Repeat every entry word for word, skipping the pictures.

:: Input material ::

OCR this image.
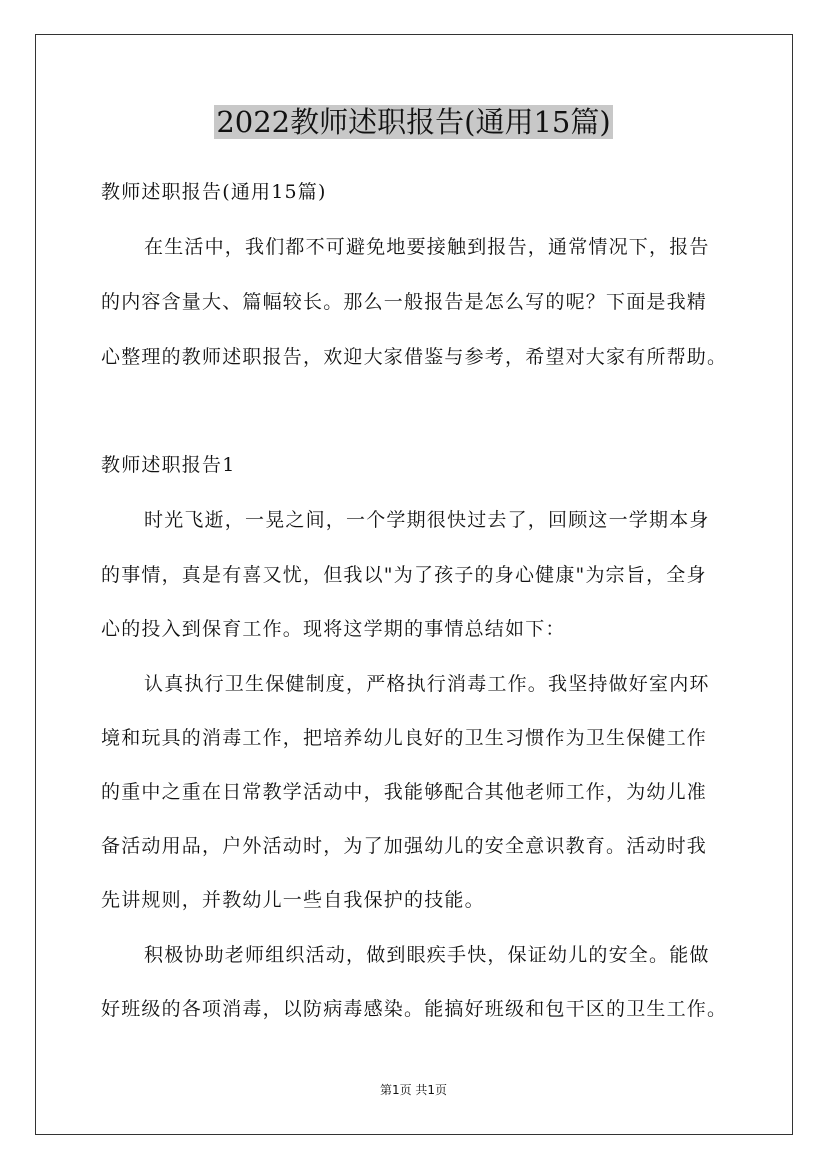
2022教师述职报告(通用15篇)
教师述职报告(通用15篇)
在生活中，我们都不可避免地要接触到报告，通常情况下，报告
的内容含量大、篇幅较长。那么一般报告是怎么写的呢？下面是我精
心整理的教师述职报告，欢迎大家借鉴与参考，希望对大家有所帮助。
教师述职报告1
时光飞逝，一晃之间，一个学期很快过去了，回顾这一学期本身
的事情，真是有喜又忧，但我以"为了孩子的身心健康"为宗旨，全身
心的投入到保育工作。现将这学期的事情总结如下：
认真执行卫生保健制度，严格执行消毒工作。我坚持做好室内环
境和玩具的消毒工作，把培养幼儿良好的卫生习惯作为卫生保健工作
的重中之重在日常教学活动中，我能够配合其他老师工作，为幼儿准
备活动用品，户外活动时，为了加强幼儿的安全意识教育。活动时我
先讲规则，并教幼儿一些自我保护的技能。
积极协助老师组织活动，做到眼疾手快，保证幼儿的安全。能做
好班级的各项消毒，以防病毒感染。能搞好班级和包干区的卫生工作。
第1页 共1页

:::

**Answer:**
OCR this image.
2022教师述职报告(通用15篇)
教师述职报告(通用15篇)
在生活中，我们都不可避免地要接触到报告，通常情况下，报告
的内容含量大、篇幅较长。那么一般报告是怎么写的呢？下面是我精
心整理的教师述职报告，欢迎大家借鉴与参考，希望对大家有所帮助。
教师述职报告1
时光飞逝，一晃之间，一个学期很快过去了，回顾这一学期本身
的事情，真是有喜又忧，但我以"为了孩子的身心健康"为宗旨，全身
心的投入到保育工作。现将这学期的事情总结如下：
认真执行卫生保健制度，严格执行消毒工作。我坚持做好室内环
境和玩具的消毒工作，把培养幼儿良好的卫生习惯作为卫生保健工作
的重中之重在日常教学活动中，我能够配合其他老师工作，为幼儿准
备活动用品，户外活动时，为了加强幼儿的安全意识教育。活动时我
先讲规则，并教幼儿一些自我保护的技能。
积极协助老师组织活动，做到眼疾手快，保证幼儿的安全。能做
好班级的各项消毒，以防病毒感染。能搞好班级和包干区的卫生工作。
第1页 共1页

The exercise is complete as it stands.